## GIVEN TASK
Which lines hold the word "increase"? Copy each of them from the material.

## DATA FOR THE TASK

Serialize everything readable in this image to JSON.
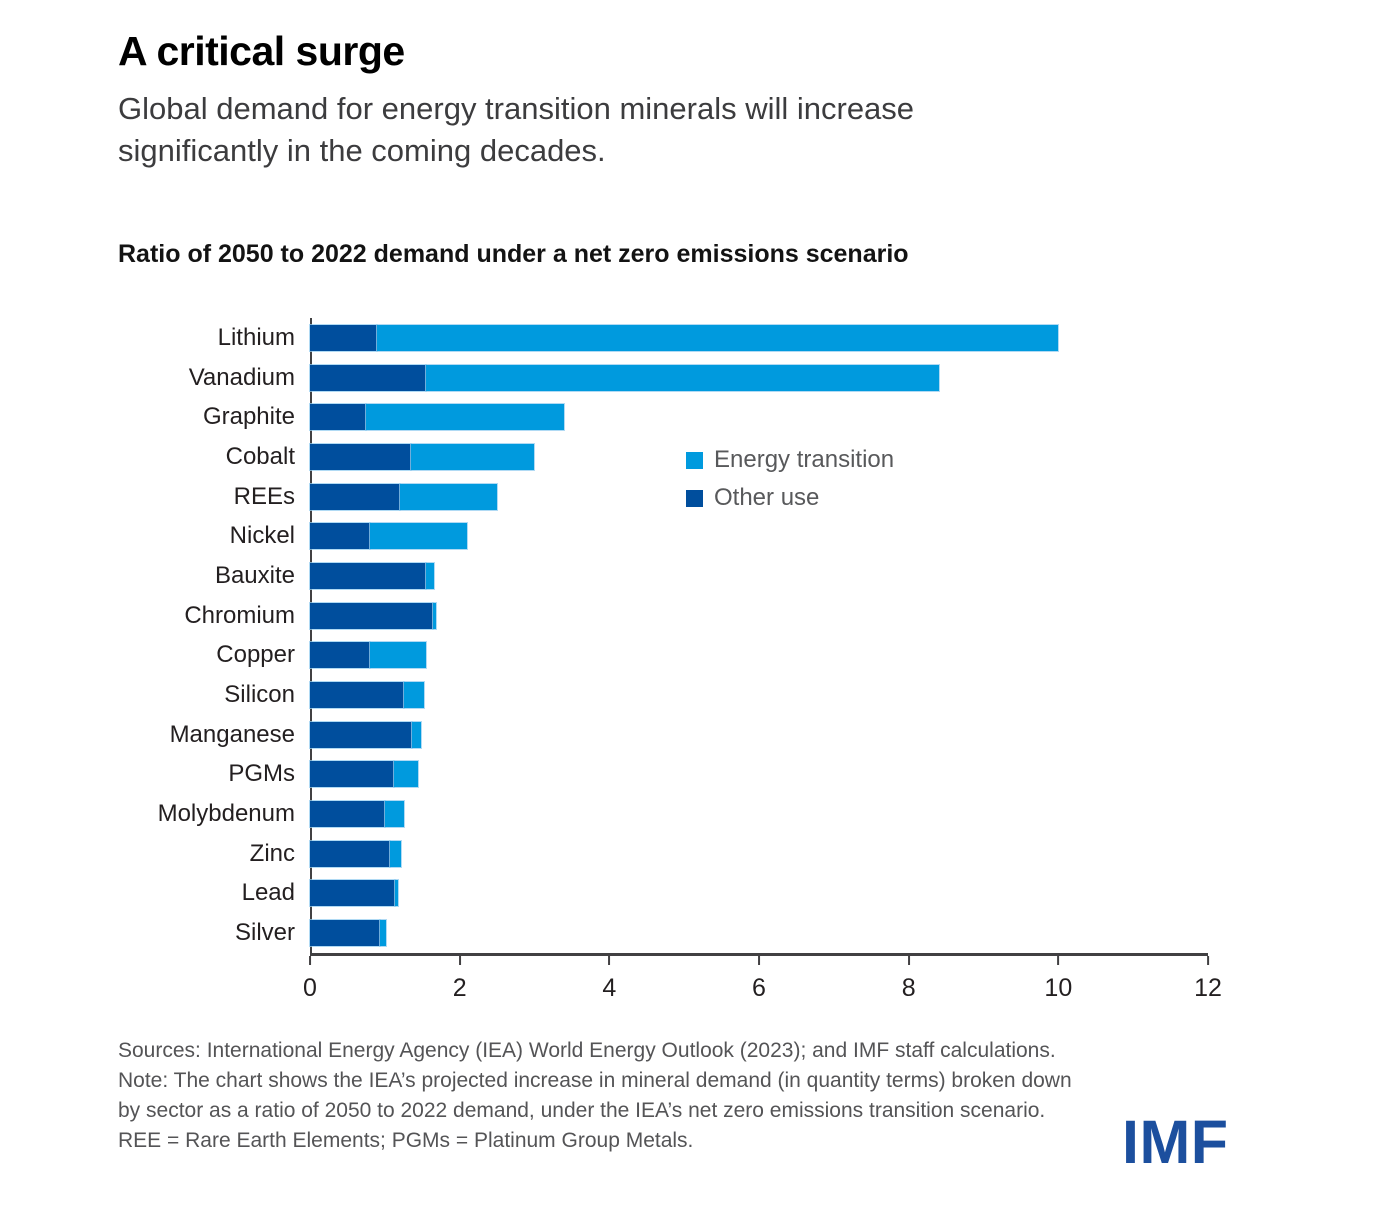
{
  "header": {
    "title": "A critical surge",
    "subtitle": "Global demand for energy transition minerals will increase significantly in the coming decades."
  },
  "chart_data": {
    "type": "bar",
    "orientation": "horizontal",
    "stacked": true,
    "title": "Ratio of 2050 to 2022 demand under a net zero emissions scenario",
    "xlabel": "",
    "ylabel": "",
    "categories": [
      "Lithium",
      "Vanadium",
      "Graphite",
      "Cobalt",
      "REEs",
      "Nickel",
      "Bauxite",
      "Chromium",
      "Copper",
      "Silicon",
      "Manganese",
      "PGMs",
      "Molybdenum",
      "Zinc",
      "Lead",
      "Silver"
    ],
    "series": [
      {
        "name": "Energy transition",
        "color": "#009ade",
        "values": [
          9.1,
          6.85,
          2.65,
          1.65,
          1.3,
          1.3,
          0.11,
          0.04,
          0.75,
          0.26,
          0.12,
          0.32,
          0.26,
          0.14,
          0.04,
          0.07
        ]
      },
      {
        "name": "Other use",
        "color": "#004e9d",
        "values": [
          0.9,
          1.55,
          0.75,
          1.35,
          1.2,
          0.8,
          1.55,
          1.65,
          0.8,
          1.26,
          1.36,
          1.12,
          1.0,
          1.07,
          1.13,
          0.94
        ]
      }
    ],
    "stack_order": [
      "Other use",
      "Energy transition"
    ],
    "xlim": [
      0,
      12
    ],
    "xticks": [
      0,
      2,
      4,
      6,
      8,
      10,
      12
    ],
    "grid": false,
    "legend_position": "middle-right"
  },
  "footer": {
    "sources": "Sources: International Energy Agency (IEA) World Energy Outlook (2023); and IMF staff calculations.",
    "note": "Note: The chart shows the IEA’s projected increase in mineral demand (in quantity terms) broken down by sector as a ratio of 2050 to 2022 demand, under the IEA’s net zero emissions transition scenario. REE = Rare Earth Elements; PGMs = Platinum Group Metals.",
    "logo": "IMF"
  }
}
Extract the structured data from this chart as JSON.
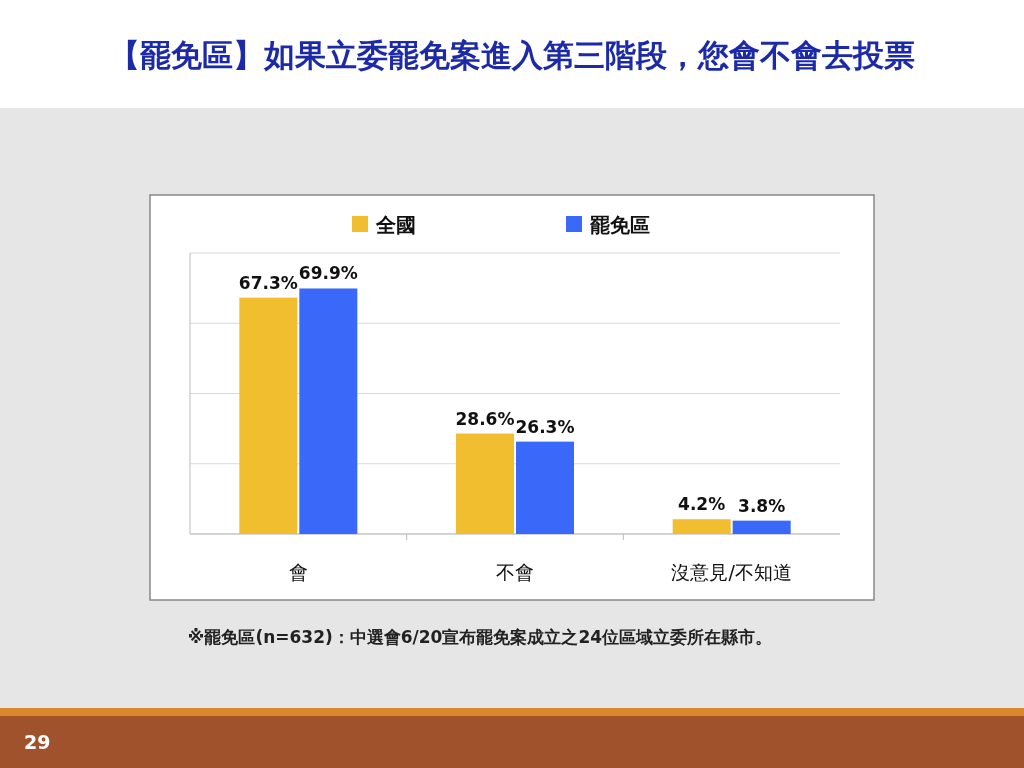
{
  "chart_data": {
    "type": "bar",
    "title": "【罷免區】如果立委罷免案進入第三階段，您會不會去投票",
    "categories": [
      "會",
      "不會",
      "沒意見/不知道"
    ],
    "series": [
      {
        "name": "全國",
        "color": "#f0be2e",
        "values": [
          67.3,
          28.6,
          4.2
        ],
        "value_labels": [
          "67.3%",
          "28.6%",
          "4.2%"
        ]
      },
      {
        "name": "罷免區",
        "color": "#3a68f8",
        "values": [
          69.9,
          26.3,
          3.8
        ],
        "value_labels": [
          "69.9%",
          "26.3%",
          "3.8%"
        ]
      }
    ],
    "ylim": [
      0,
      80
    ],
    "yticks": [
      {
        "value": 0,
        "label": null
      },
      {
        "value": 20,
        "label": null
      },
      {
        "value": 40,
        "label": null
      },
      {
        "value": 60,
        "label": null
      },
      {
        "value": 80,
        "label": null
      }
    ],
    "tick_labels": "x",
    "grid": "y",
    "legend": "top",
    "annotations": [
      "※罷免區(n=632)：中選會6/20宣布罷免案成立之24位區域立委所在縣市。",
      "29"
    ]
  }
}
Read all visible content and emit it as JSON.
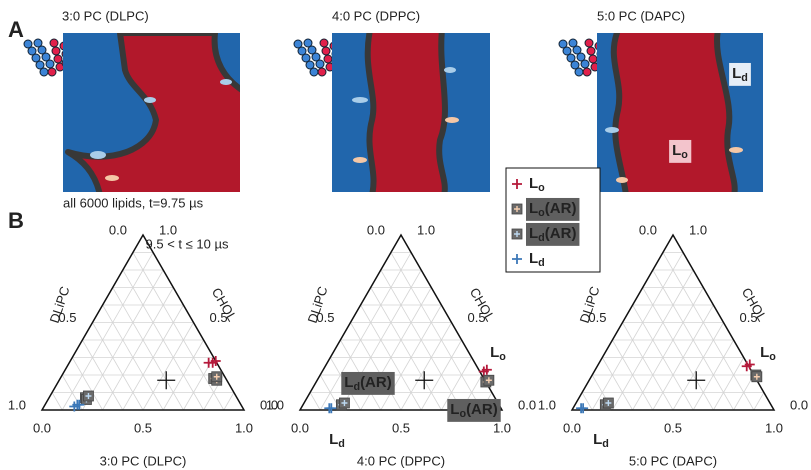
{
  "panels": {
    "a": "A",
    "b": "B"
  },
  "snapshots": [
    {
      "title": "3:0 PC (DLPC)",
      "caption": "all 6000 lipids, t=9.75 µs"
    },
    {
      "title": "4:0 PC (DPPC)"
    },
    {
      "title": "5:0 PC (DAPC)",
      "labels": [
        {
          "text": "Ld",
          "color": "#3c78b8",
          "background": "#e6eef7"
        },
        {
          "text": "Lo",
          "color": "#c2185b",
          "background": "#f3c4cc"
        }
      ]
    }
  ],
  "chart_data": [
    {
      "type": "ternary",
      "title": "3:0 PC (DLPC)",
      "left_label": "DLiPC",
      "right_label": "CHOL",
      "grid": true,
      "left_ticks": [
        {
          "value": 0,
          "label": "0.0"
        },
        {
          "value": 0.5,
          "label": "0.5"
        },
        {
          "value": 1,
          "label": "1.0"
        }
      ],
      "right_ticks": [
        {
          "value": 1,
          "label": "1.0"
        },
        {
          "value": 0.5,
          "label": "0.5"
        },
        {
          "value": 0,
          "label": "0.0"
        }
      ],
      "bottom_ticks": [
        {
          "value": 0,
          "label": "0.0"
        },
        {
          "value": 0.5,
          "label": "0.5"
        },
        {
          "value": 1,
          "label": "1.0"
        }
      ],
      "series": [
        {
          "name": "Lo",
          "color": "#b5193a",
          "marker": "plus",
          "pc": [
            0.69,
            0.71,
            0.72
          ],
          "chol": [
            0.27,
            0.27,
            0.28
          ]
        },
        {
          "name": "Lo(AR)",
          "color": "#f7cfb0",
          "marker": "box",
          "pc": [
            0.76,
            0.78,
            0.77
          ],
          "chol": [
            0.18,
            0.17,
            0.19
          ]
        },
        {
          "name": "Ld(AR)",
          "color": "#bcd8f0",
          "marker": "box",
          "pc": [
            0.18,
            0.19,
            0.19
          ],
          "chol": [
            0.07,
            0.06,
            0.08
          ]
        },
        {
          "name": "Ld",
          "color": "#3c78b8",
          "marker": "plus",
          "pc": [
            0.15,
            0.16,
            0.17
          ],
          "chol": [
            0.02,
            0.03,
            0.03
          ]
        }
      ],
      "reference": {
        "pc": 0.53,
        "chol": 0.17
      },
      "annotations": [
        {
          "text": "9.5 < t ≤ 10 µs",
          "style": "plain",
          "color": "#222"
        }
      ]
    },
    {
      "type": "ternary",
      "title": "4:0 PC (DPPC)",
      "grid": true,
      "left_ticks": [
        {
          "value": 0,
          "label": "0.0"
        },
        {
          "value": 0.5,
          "label": "0.5"
        },
        {
          "value": 1,
          "label": "1.0"
        }
      ],
      "right_ticks": [
        {
          "value": 1,
          "label": "1.0"
        },
        {
          "value": 0.5,
          "label": "0.5"
        },
        {
          "value": 0,
          "label": "0.0"
        }
      ],
      "bottom_ticks": [
        {
          "value": 0,
          "label": "0.0"
        },
        {
          "value": 0.5,
          "label": "0.5"
        },
        {
          "value": 1,
          "label": "1.0"
        }
      ],
      "left_label": "DLiPC",
      "right_label": "CHOL",
      "series": [
        {
          "name": "Lo",
          "color": "#b5193a",
          "marker": "plus",
          "pc": [
            0.8,
            0.81
          ],
          "chol": [
            0.22,
            0.23
          ]
        },
        {
          "name": "Lo(AR)",
          "color": "#f7cfb0",
          "marker": "box",
          "pc": [
            0.84,
            0.85
          ],
          "chol": [
            0.16,
            0.17
          ]
        },
        {
          "name": "Ld(AR)",
          "color": "#bcd8f0",
          "marker": "box",
          "pc": [
            0.19,
            0.2
          ],
          "chol": [
            0.03,
            0.04
          ]
        },
        {
          "name": "Ld",
          "color": "#3c78b8",
          "marker": "plus",
          "pc": [
            0.14,
            0.15
          ],
          "chol": [
            0.01,
            0.01
          ]
        }
      ],
      "reference": {
        "pc": 0.53,
        "chol": 0.17
      },
      "annotations": [
        {
          "text": "Lo",
          "style": "plain",
          "color": "#b5193a"
        },
        {
          "text": "Ld(AR)",
          "style": "box",
          "color": "#bcd8f0"
        },
        {
          "text": "Lo(AR)",
          "style": "box",
          "color": "#f7cfb0"
        },
        {
          "text": "Ld",
          "style": "plain",
          "color": "#3c78b8"
        }
      ]
    },
    {
      "type": "ternary",
      "title": "5:0 PC (DAPC)",
      "grid": true,
      "left_ticks": [
        {
          "value": 0,
          "label": "0.0"
        },
        {
          "value": 0.5,
          "label": "0.5"
        },
        {
          "value": 1,
          "label": "1.0"
        }
      ],
      "right_ticks": [
        {
          "value": 1,
          "label": "1.0"
        },
        {
          "value": 0.5,
          "label": "0.5"
        },
        {
          "value": 0,
          "label": "0.0"
        }
      ],
      "bottom_ticks": [
        {
          "value": 0,
          "label": "0.0"
        },
        {
          "value": 0.5,
          "label": "0.5"
        },
        {
          "value": 1,
          "label": "1.0"
        }
      ],
      "left_label": "DLiPC",
      "right_label": "CHOL",
      "series": [
        {
          "name": "Lo",
          "color": "#b5193a",
          "marker": "plus",
          "pc": [
            0.74,
            0.75
          ],
          "chol": [
            0.25,
            0.26
          ]
        },
        {
          "name": "Lo(AR)",
          "color": "#f7cfb0",
          "marker": "box",
          "pc": [
            0.81,
            0.82
          ],
          "chol": [
            0.2,
            0.19
          ]
        },
        {
          "name": "Ld(AR)",
          "color": "#bcd8f0",
          "marker": "box",
          "pc": [
            0.15,
            0.16
          ],
          "chol": [
            0.03,
            0.04
          ]
        },
        {
          "name": "Ld",
          "color": "#3c78b8",
          "marker": "plus",
          "pc": [
            0.04,
            0.05
          ],
          "chol": [
            0.01,
            0.01
          ]
        }
      ],
      "reference": {
        "pc": 0.53,
        "chol": 0.17
      },
      "annotations": [
        {
          "text": "Lo",
          "style": "plain",
          "color": "#b5193a"
        },
        {
          "text": "Ld",
          "style": "plain",
          "color": "#3c78b8"
        }
      ]
    }
  ]
}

## TASK SOLUTION
    "subtitle": "Global demand for energy transition minerals will increase significantly in the coming decades."
    "note": "Note: The chart shows the IEA’s projected increase in mineral demand (in quantity terms) broken down by sector as a ratio of 2050 to 2022 demand, under the IEA’s net zero emissions transition scenario. REE = Rare Earth Elements; PGMs = Platinum Group Metals.",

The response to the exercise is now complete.